■ WHAT YOU HAVE TO DO ■
In the entries below, count the lines holding "潇洒甄选". Reply with the number only.

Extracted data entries

______

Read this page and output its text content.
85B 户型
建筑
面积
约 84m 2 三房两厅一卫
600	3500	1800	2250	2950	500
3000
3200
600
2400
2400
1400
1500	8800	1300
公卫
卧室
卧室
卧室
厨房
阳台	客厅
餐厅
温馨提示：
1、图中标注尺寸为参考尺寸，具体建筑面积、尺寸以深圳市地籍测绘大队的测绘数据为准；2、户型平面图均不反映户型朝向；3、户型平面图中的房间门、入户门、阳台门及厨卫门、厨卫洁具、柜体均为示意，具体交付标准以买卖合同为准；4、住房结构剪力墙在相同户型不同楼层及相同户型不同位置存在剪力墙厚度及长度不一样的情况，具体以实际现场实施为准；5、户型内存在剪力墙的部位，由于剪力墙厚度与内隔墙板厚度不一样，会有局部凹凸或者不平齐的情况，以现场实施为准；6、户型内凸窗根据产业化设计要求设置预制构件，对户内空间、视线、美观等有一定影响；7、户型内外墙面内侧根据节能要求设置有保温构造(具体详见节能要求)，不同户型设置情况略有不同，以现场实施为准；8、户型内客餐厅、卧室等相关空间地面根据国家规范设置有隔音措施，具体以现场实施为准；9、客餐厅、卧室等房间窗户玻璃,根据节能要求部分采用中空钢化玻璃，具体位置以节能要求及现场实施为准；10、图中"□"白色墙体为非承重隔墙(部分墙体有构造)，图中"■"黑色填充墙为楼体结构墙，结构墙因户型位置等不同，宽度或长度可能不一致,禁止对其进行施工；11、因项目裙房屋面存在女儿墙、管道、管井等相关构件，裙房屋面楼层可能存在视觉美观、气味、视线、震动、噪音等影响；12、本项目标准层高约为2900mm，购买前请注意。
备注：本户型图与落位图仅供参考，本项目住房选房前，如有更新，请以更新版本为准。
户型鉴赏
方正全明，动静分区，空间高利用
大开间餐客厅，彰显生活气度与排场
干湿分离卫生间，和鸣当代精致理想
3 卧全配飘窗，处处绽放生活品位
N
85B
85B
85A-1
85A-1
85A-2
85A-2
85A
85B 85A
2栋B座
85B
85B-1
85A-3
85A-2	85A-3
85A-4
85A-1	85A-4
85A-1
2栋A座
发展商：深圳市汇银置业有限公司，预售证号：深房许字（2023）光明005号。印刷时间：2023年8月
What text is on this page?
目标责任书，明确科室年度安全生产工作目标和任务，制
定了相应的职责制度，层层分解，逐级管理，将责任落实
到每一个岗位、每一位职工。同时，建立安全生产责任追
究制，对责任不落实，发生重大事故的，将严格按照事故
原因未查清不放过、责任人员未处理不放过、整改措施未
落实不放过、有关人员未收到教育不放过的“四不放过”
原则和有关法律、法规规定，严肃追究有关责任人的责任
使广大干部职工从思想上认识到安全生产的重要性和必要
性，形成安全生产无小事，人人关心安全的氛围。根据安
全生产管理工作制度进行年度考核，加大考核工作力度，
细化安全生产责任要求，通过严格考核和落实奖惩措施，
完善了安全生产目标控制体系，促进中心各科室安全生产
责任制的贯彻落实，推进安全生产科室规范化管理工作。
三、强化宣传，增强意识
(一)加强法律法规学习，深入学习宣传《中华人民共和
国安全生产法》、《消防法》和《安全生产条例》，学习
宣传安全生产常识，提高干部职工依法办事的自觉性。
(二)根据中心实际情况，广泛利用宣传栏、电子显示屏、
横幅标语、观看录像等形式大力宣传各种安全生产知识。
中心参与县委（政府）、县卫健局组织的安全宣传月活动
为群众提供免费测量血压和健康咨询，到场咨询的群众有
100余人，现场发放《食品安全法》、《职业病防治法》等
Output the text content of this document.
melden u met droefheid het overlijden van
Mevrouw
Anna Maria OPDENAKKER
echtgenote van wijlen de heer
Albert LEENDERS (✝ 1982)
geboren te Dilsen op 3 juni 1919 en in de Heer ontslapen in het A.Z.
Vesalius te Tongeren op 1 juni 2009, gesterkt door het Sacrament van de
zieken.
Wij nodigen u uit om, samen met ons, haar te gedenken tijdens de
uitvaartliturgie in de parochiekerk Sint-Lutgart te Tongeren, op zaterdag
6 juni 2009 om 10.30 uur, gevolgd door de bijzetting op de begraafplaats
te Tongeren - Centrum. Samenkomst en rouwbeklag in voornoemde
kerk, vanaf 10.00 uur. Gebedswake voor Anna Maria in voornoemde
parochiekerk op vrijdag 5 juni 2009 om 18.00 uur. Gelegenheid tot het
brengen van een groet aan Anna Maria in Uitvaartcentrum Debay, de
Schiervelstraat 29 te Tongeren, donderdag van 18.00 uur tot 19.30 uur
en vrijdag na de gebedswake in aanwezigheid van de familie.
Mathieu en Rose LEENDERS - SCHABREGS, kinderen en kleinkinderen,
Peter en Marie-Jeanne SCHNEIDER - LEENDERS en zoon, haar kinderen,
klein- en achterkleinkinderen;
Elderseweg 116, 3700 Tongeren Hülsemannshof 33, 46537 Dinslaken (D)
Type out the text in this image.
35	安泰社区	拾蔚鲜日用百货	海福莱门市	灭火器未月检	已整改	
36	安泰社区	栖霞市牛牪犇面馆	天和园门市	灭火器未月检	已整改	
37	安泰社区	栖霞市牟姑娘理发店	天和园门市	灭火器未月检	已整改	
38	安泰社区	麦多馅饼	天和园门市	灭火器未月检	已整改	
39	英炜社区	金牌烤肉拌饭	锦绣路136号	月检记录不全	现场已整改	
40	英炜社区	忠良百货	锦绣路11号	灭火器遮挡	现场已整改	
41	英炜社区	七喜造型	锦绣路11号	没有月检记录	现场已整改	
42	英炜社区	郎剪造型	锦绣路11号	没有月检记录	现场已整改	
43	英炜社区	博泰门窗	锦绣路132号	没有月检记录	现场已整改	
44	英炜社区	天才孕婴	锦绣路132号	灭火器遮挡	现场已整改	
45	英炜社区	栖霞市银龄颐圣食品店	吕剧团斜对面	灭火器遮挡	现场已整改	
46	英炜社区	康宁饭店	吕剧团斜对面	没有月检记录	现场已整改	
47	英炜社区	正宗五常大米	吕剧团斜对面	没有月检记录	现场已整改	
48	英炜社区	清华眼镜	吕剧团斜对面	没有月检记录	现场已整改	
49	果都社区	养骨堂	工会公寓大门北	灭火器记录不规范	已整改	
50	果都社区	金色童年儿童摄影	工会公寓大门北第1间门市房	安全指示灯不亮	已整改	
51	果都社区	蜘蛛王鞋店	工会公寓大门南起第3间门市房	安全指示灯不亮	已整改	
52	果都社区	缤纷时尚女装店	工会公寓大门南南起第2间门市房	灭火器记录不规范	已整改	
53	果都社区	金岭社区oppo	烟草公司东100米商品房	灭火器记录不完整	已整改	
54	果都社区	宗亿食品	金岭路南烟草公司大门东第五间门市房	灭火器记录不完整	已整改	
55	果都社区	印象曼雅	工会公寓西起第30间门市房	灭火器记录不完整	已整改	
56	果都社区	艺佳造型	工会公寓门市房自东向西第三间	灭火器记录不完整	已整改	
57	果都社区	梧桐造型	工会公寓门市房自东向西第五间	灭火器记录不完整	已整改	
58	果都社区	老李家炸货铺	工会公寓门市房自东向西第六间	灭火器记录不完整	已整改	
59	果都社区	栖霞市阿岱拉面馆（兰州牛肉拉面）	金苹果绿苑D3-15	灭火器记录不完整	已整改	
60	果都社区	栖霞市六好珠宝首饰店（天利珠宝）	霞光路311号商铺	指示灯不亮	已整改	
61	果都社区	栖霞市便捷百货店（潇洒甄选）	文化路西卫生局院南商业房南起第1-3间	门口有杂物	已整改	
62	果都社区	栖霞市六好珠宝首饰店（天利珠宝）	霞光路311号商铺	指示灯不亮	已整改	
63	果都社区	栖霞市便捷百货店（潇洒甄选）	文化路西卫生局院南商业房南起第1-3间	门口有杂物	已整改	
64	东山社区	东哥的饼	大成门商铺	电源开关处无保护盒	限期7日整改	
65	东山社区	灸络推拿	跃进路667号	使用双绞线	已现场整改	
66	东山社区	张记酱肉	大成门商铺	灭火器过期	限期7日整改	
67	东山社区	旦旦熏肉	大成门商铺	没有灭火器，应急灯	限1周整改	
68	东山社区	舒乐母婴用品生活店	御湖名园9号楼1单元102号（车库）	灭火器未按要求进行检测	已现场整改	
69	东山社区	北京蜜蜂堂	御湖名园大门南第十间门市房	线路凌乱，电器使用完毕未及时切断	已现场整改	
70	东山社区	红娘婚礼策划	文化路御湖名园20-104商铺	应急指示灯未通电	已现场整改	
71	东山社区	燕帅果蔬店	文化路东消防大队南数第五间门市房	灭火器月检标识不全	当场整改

______

■ CORRECT OUTPUT ■
2